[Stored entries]
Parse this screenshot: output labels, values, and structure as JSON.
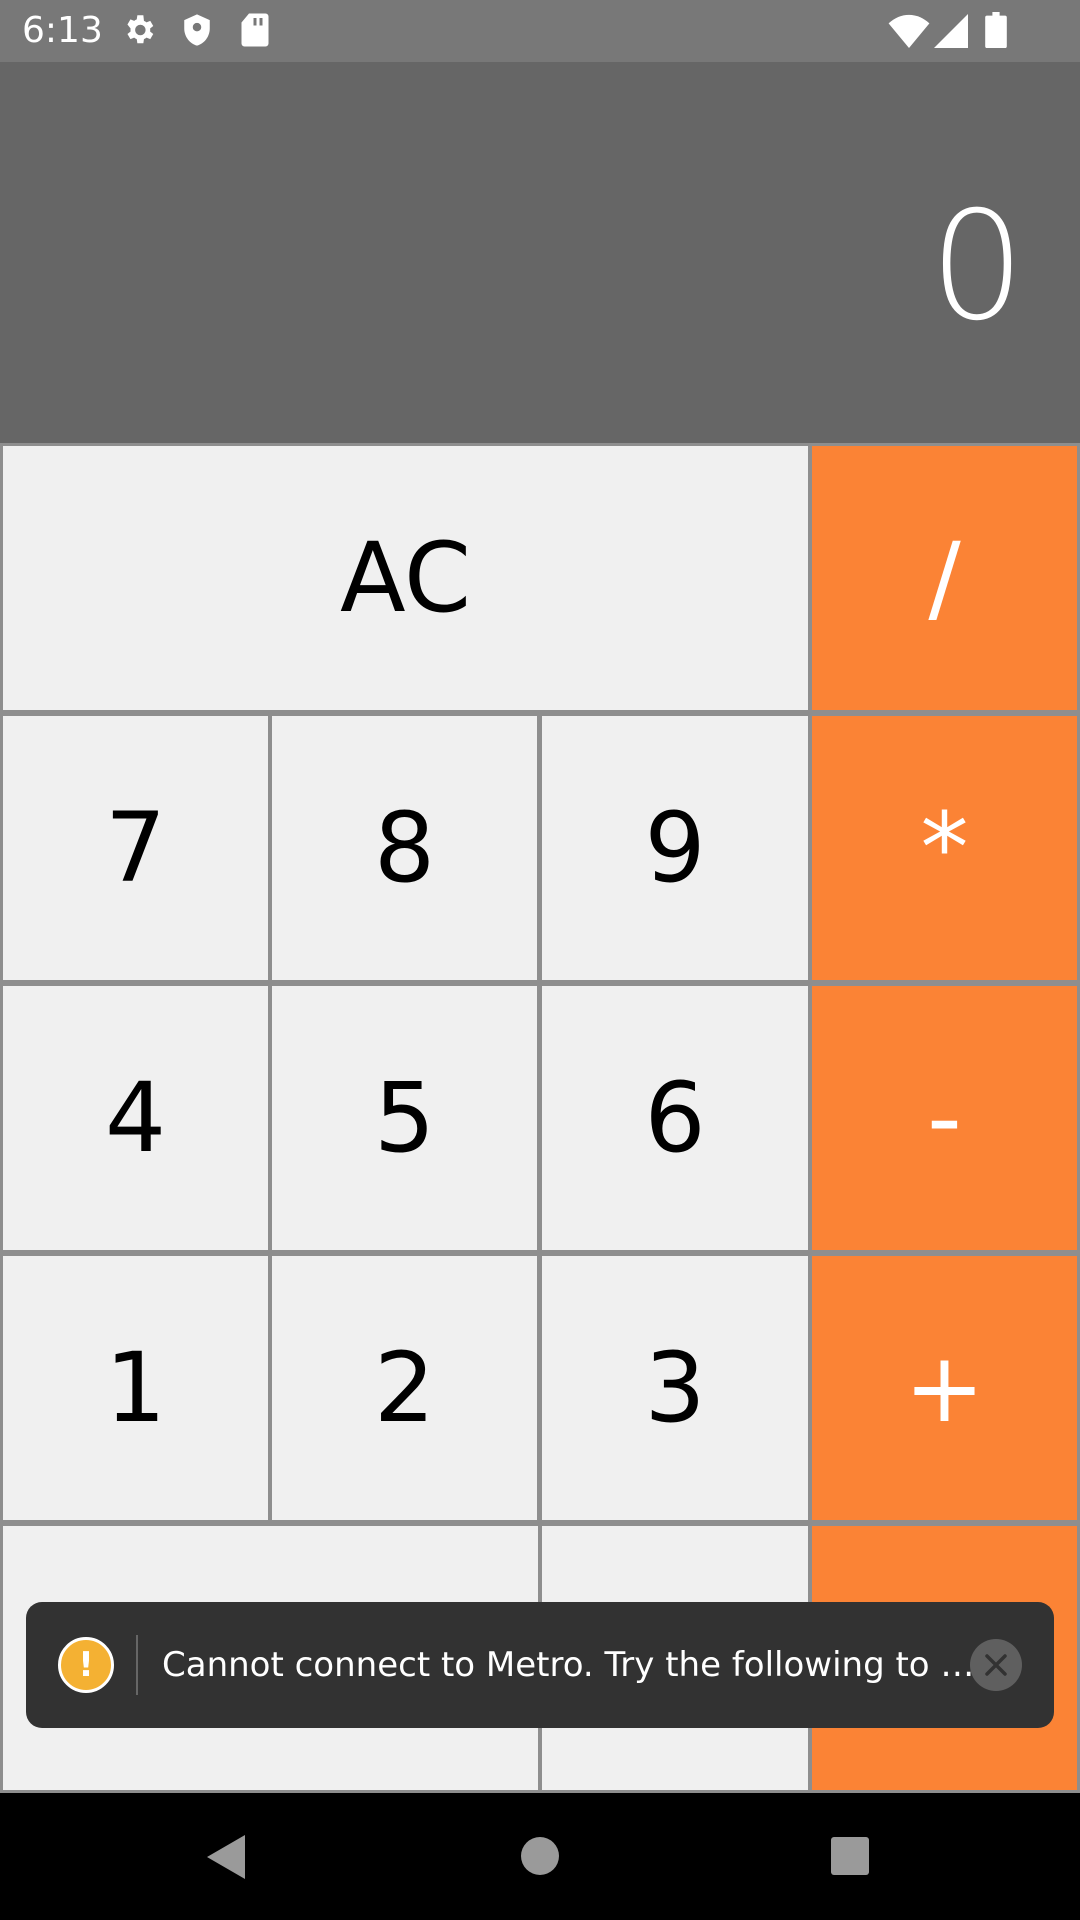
{
  "status_bar": {
    "time": "6:13",
    "left_icons": [
      "gear-icon",
      "shield-icon",
      "sd-card-icon"
    ],
    "right_icons": [
      "wifi-icon",
      "cell-signal-icon",
      "battery-icon"
    ]
  },
  "display": {
    "value": "0"
  },
  "keypad": {
    "clear_label": "AC",
    "divide_label": "/",
    "multiply_label": "*",
    "minus_label": "-",
    "plus_label": "+",
    "digits": {
      "d7": "7",
      "d8": "8",
      "d9": "9",
      "d4": "4",
      "d5": "5",
      "d6": "6",
      "d1": "1",
      "d2": "2",
      "d3": "3"
    }
  },
  "toast": {
    "message": "Cannot connect to Metro.  Try the following to …",
    "icon": "warning-icon",
    "warn_glyph": "!",
    "close_icon": "close-icon"
  },
  "nav_bar": {
    "icons": [
      "back-icon",
      "home-icon",
      "recents-icon"
    ]
  },
  "colors": {
    "operator": "#fb8335",
    "key": "#f0f0f0",
    "display": "#666666",
    "status_bar": "#787878",
    "toast": "#323232",
    "warning": "#f4b133"
  }
}
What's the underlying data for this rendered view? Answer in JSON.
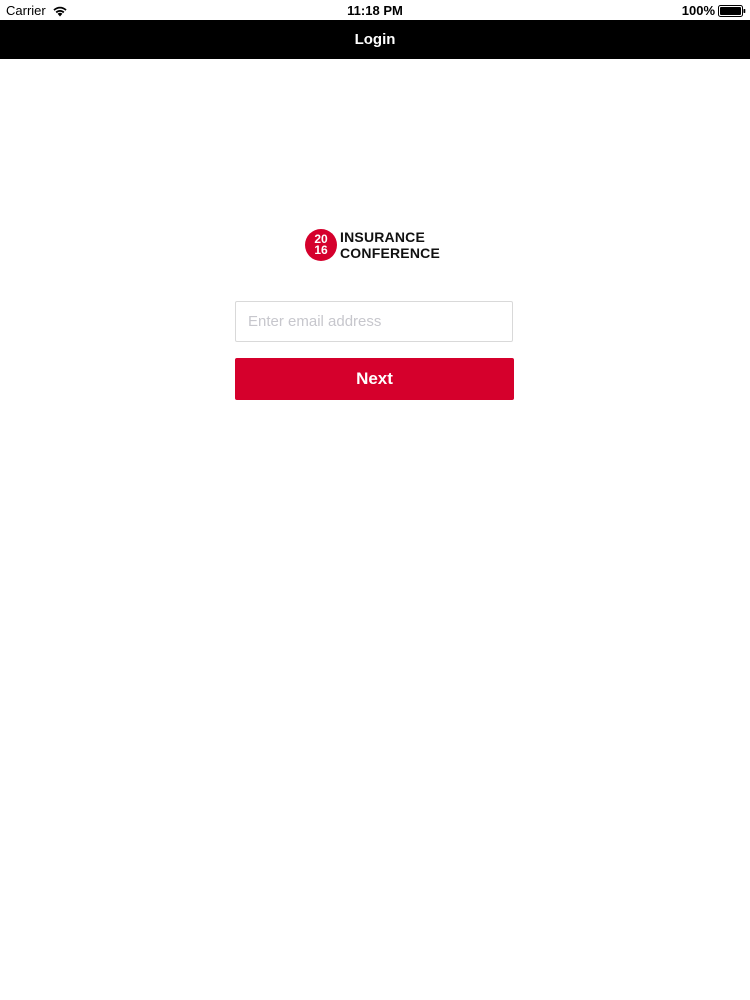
{
  "status_bar": {
    "carrier": "Carrier",
    "time": "11:18 PM",
    "battery": "100%",
    "icons": [
      "wifi-icon",
      "battery-icon"
    ]
  },
  "nav_bar": {
    "title": "Login"
  },
  "logo": {
    "badge_top": "20",
    "badge_bottom": "16",
    "line1": "INSURANCE",
    "line2": "CONFERENCE"
  },
  "form": {
    "email": {
      "value": "",
      "placeholder": "Enter email address"
    },
    "next_label": "Next"
  },
  "colors": {
    "brand_red": "#d5002c",
    "nav_bg": "#000000",
    "input_border": "#d9d9d9"
  }
}
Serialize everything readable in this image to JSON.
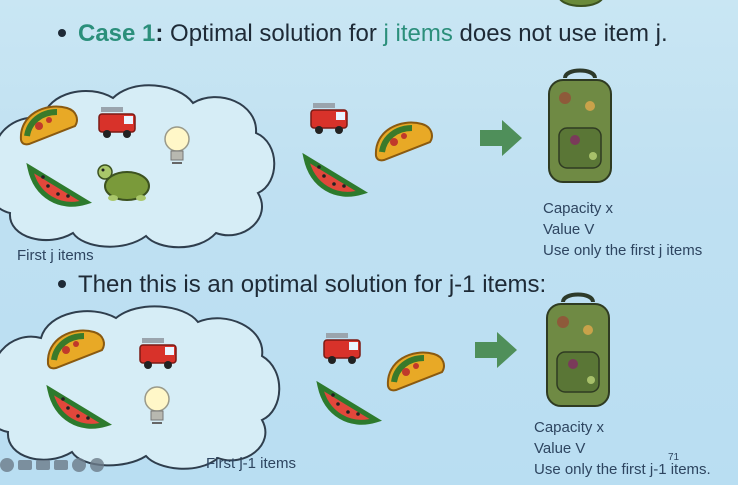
{
  "case1": {
    "prefix": "Case 1",
    "colon": ":",
    "text_a": " Optimal solution for ",
    "text_b": "j items",
    "text_c": " does not use item j."
  },
  "then": {
    "text": "Then this is an optimal solution for j-1 items:"
  },
  "top": {
    "cloud_label": "First j items",
    "cap": [
      "Capacity x",
      "Value V",
      "Use only the first j items"
    ]
  },
  "bottom": {
    "cloud_label": "First j-1 items",
    "cap": [
      "Capacity x",
      "Value V",
      "Use only the first j-1 items."
    ]
  },
  "slide_number": "71",
  "icons": [
    "taco-icon",
    "firetruck-icon",
    "lightbulb-icon",
    "watermelon-icon",
    "turtle-icon",
    "arrow-right-icon",
    "backpack-icon"
  ],
  "colors": {
    "accent": "#2b8f7b",
    "arrow": "#4f8f5a",
    "cloud_fill": "#d6edf6",
    "cloud_stroke": "#2f3e4d"
  }
}
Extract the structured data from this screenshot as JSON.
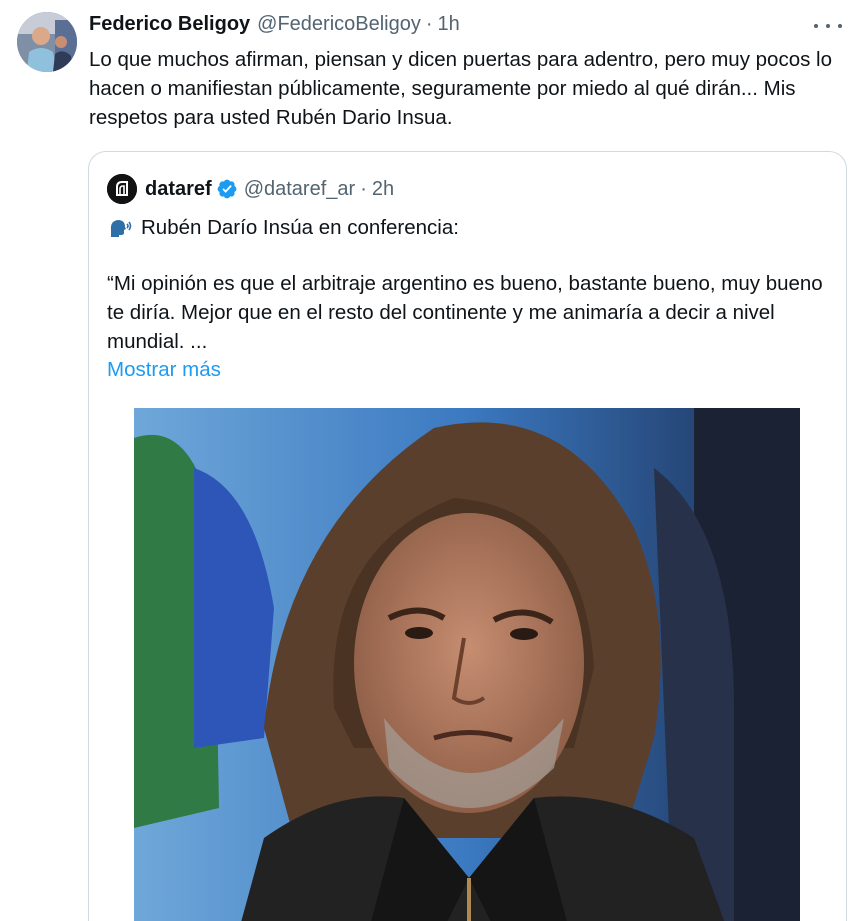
{
  "tweet": {
    "author_name": "Federico Beligoy",
    "author_handle": "@FedericoBeligoy",
    "separator": "·",
    "time": "1h",
    "text": "Lo que muchos afirman, piensan y dicen puertas para adentro, pero muy pocos lo hacen o manifiestan públicamente, seguramente por miedo al qué dirán... Mis respetos para usted Rubén Dario Insua.",
    "avatar_icon": "profile-photo",
    "more_icon": "more-options-icon"
  },
  "quoted": {
    "author_name": "dataref",
    "author_handle": "@dataref_ar",
    "separator": "·",
    "time": "2h",
    "verified_icon": "verified-badge-icon",
    "lead": "Rubén Darío Insúa en conferencia:",
    "lead_icon": "speaking-head-icon",
    "quote": "“Mi opinión es que el arbitraje argentino es bueno, bastante bueno, muy bueno te diría. Mejor que en el resto del continente y me animaría a decir a nivel mundial. ...",
    "show_more": "Mostrar más",
    "media_icon": "photo-of-man-in-leather-jacket"
  },
  "colors": {
    "text": "#0f1419",
    "secondary": "#536471",
    "link": "#1d9bf0",
    "verified": "#1d9bf0",
    "border": "#cfd9de"
  }
}
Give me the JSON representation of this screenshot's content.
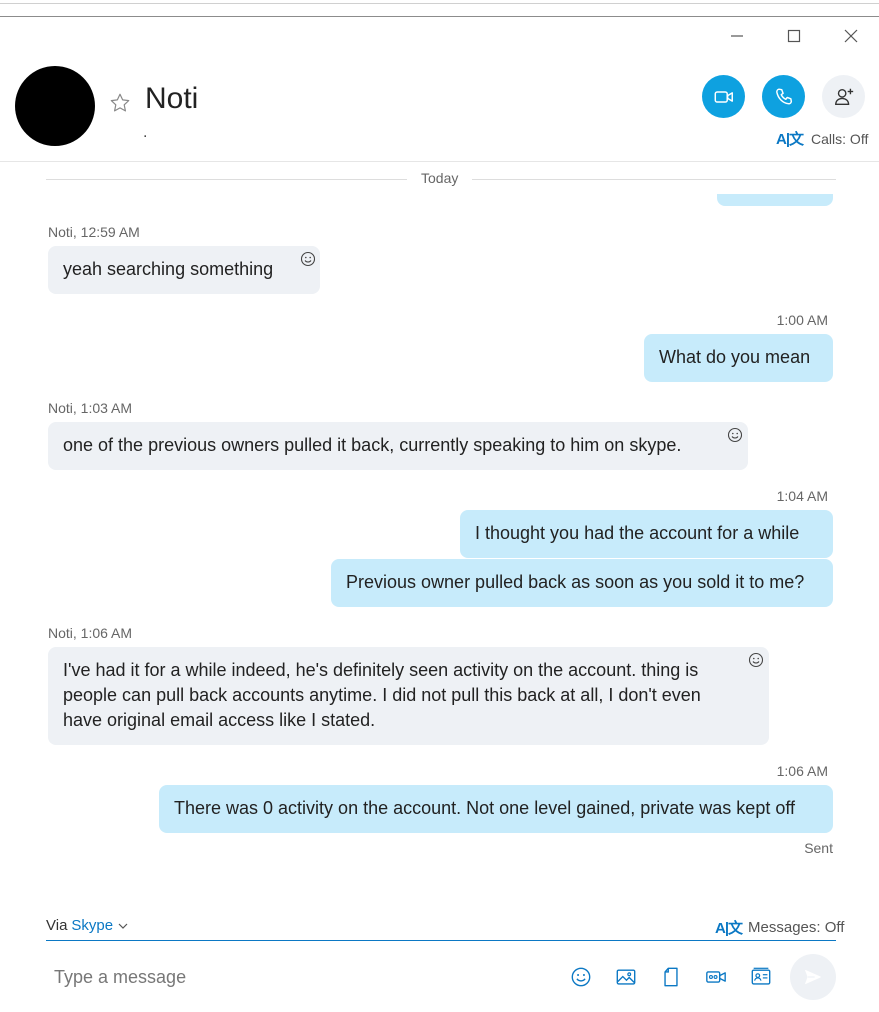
{
  "contact": {
    "name": "Noti",
    "status": "."
  },
  "header": {
    "calls_status": "Calls: Off"
  },
  "chat": {
    "date_separator": "Today",
    "messages": [
      {
        "sender": "Noti, 12:59 AM",
        "text": "yeah searching something"
      },
      {
        "time": "1:00 AM",
        "text": "What do you mean"
      },
      {
        "sender": "Noti, 1:03 AM",
        "text": "one of the previous owners pulled it back, currently speaking to him on skype."
      },
      {
        "time": "1:04 AM",
        "text": "I thought you had the account for a while"
      },
      {
        "text": "Previous owner pulled back as soon as you sold it to me?"
      },
      {
        "sender": "Noti, 1:06 AM",
        "text": "I've had it for a while indeed, he's definitely seen activity on the account. thing is people can pull back accounts anytime. I did not pull this back at all, I don't even have original email access like I stated."
      },
      {
        "time": "1:06 AM",
        "text": "There was 0 activity on the account. Not one level gained, private was kept off",
        "status": "Sent"
      }
    ]
  },
  "compose": {
    "via_label": "Via",
    "via_service": "Skype",
    "messages_status": "Messages: Off",
    "placeholder": "Type a message"
  },
  "colors": {
    "accent": "#0ea1e0",
    "link": "#0b78c4",
    "outgoing_bubble": "#c7ebfb",
    "incoming_bubble": "#eef1f5"
  },
  "icons": [
    "minimize-icon",
    "maximize-icon",
    "close-icon",
    "star-icon",
    "video-call-icon",
    "audio-call-icon",
    "add-person-icon",
    "translate-icon",
    "emoji-icon",
    "image-icon",
    "file-icon",
    "video-message-icon",
    "contact-card-icon",
    "send-icon",
    "chevron-down-icon",
    "smiley-reaction-icon"
  ]
}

[Your task] Print the whole listing above once more, word for word, without its pictures.

[Solution for this problem]
Parse this screenshot: output labels, values, and structure as JSON.
{
  "status_bar": {
    "time": "6:13",
    "left_icons": [
      "gear-icon",
      "shield-icon",
      "sd-card-icon"
    ],
    "right_icons": [
      "wifi-icon",
      "cell-signal-icon",
      "battery-icon"
    ]
  },
  "display": {
    "value": "0"
  },
  "keypad": {
    "clear_label": "AC",
    "divide_label": "/",
    "multiply_label": "*",
    "minus_label": "-",
    "plus_label": "+",
    "digits": {
      "d7": "7",
      "d8": "8",
      "d9": "9",
      "d4": "4",
      "d5": "5",
      "d6": "6",
      "d1": "1",
      "d2": "2",
      "d3": "3"
    }
  },
  "toast": {
    "message": "Cannot connect to Metro.  Try the following to …",
    "icon": "warning-icon",
    "warn_glyph": "!",
    "close_icon": "close-icon"
  },
  "nav_bar": {
    "icons": [
      "back-icon",
      "home-icon",
      "recents-icon"
    ]
  },
  "colors": {
    "operator": "#fb8335",
    "key": "#f0f0f0",
    "display": "#666666",
    "status_bar": "#787878",
    "toast": "#323232",
    "warning": "#f4b133"
  }
}
What's the underlying data for this rendered view? Answer in JSON.
{
  "status_bar": {
    "carrier": "Carrier",
    "time": "11:18 PM",
    "battery": "100%",
    "icons": [
      "wifi-icon",
      "battery-icon"
    ]
  },
  "nav_bar": {
    "title": "Login"
  },
  "logo": {
    "badge_top": "20",
    "badge_bottom": "16",
    "line1": "INSURANCE",
    "line2": "CONFERENCE"
  },
  "form": {
    "email": {
      "value": "",
      "placeholder": "Enter email address"
    },
    "next_label": "Next"
  },
  "colors": {
    "brand_red": "#d5002c",
    "nav_bg": "#000000",
    "input_border": "#d9d9d9"
  }
}
Serialize everything readable in this image to JSON.
{
  "case1": {
    "prefix": "Case 1",
    "colon": ":",
    "text_a": " Optimal solution for ",
    "text_b": "j items",
    "text_c": " does not use item j."
  },
  "then": {
    "text": "Then this is an optimal solution for j-1 items:"
  },
  "top": {
    "cloud_label": "First j items",
    "cap": [
      "Capacity x",
      "Value V",
      "Use only the first j items"
    ]
  },
  "bottom": {
    "cloud_label": "First j-1 items",
    "cap": [
      "Capacity x",
      "Value V",
      "Use only the first j-1 items."
    ]
  },
  "slide_number": "71",
  "icons": [
    "taco-icon",
    "firetruck-icon",
    "lightbulb-icon",
    "watermelon-icon",
    "turtle-icon",
    "arrow-right-icon",
    "backpack-icon"
  ],
  "colors": {
    "accent": "#2b8f7b",
    "arrow": "#4f8f5a",
    "cloud_fill": "#d6edf6",
    "cloud_stroke": "#2f3e4d"
  }
}
Extract the structured data from this screenshot as JSON.
{
  "tweet": {
    "author_name": "Federico Beligoy",
    "author_handle": "@FedericoBeligoy",
    "separator": "·",
    "time": "1h",
    "text": "Lo que muchos afirman, piensan y dicen puertas para adentro, pero muy pocos lo hacen o manifiestan públicamente, seguramente por miedo al qué dirán... Mis respetos para usted Rubén Dario Insua.",
    "avatar_icon": "profile-photo",
    "more_icon": "more-options-icon"
  },
  "quoted": {
    "author_name": "dataref",
    "author_handle": "@dataref_ar",
    "separator": "·",
    "time": "2h",
    "verified_icon": "verified-badge-icon",
    "lead": "Rubén Darío Insúa en conferencia:",
    "lead_icon": "speaking-head-icon",
    "quote": "“Mi opinión es que el arbitraje argentino es bueno, bastante bueno, muy bueno te diría. Mejor que en el resto del continente y me animaría a decir a nivel mundial. ...",
    "show_more": "Mostrar más",
    "media_icon": "photo-of-man-in-leather-jacket"
  },
  "colors": {
    "text": "#0f1419",
    "secondary": "#536471",
    "link": "#1d9bf0",
    "verified": "#1d9bf0",
    "border": "#cfd9de"
  }
}
Give me the JSON representation of this screenshot's content.
{
  "contact": {
    "name": "Noti",
    "status": "."
  },
  "header": {
    "calls_status": "Calls: Off"
  },
  "chat": {
    "date_separator": "Today",
    "messages": [
      {
        "sender": "Noti, 12:59 AM",
        "text": "yeah searching something"
      },
      {
        "time": "1:00 AM",
        "text": "What do you mean"
      },
      {
        "sender": "Noti, 1:03 AM",
        "text": "one of the previous owners pulled it back, currently speaking to him on skype."
      },
      {
        "time": "1:04 AM",
        "text": "I thought you had the account for a while"
      },
      {
        "text": "Previous owner pulled back as soon as you sold it to me?"
      },
      {
        "sender": "Noti, 1:06 AM",
        "text": "I've had it for a while indeed, he's definitely seen activity on the account. thing is people can pull back accounts anytime. I did not pull this back at all, I don't even have original email access like I stated."
      },
      {
        "time": "1:06 AM",
        "text": "There was 0 activity on the account. Not one level gained, private was kept off",
        "status": "Sent"
      }
    ]
  },
  "compose": {
    "via_label": "Via",
    "via_service": "Skype",
    "messages_status": "Messages: Off",
    "placeholder": "Type a message"
  },
  "colors": {
    "accent": "#0ea1e0",
    "link": "#0b78c4",
    "outgoing_bubble": "#c7ebfb",
    "incoming_bubble": "#eef1f5"
  },
  "icons": [
    "minimize-icon",
    "maximize-icon",
    "close-icon",
    "star-icon",
    "video-call-icon",
    "audio-call-icon",
    "add-person-icon",
    "translate-icon",
    "emoji-icon",
    "image-icon",
    "file-icon",
    "video-message-icon",
    "contact-card-icon",
    "send-icon",
    "chevron-down-icon",
    "smiley-reaction-icon"
  ]
}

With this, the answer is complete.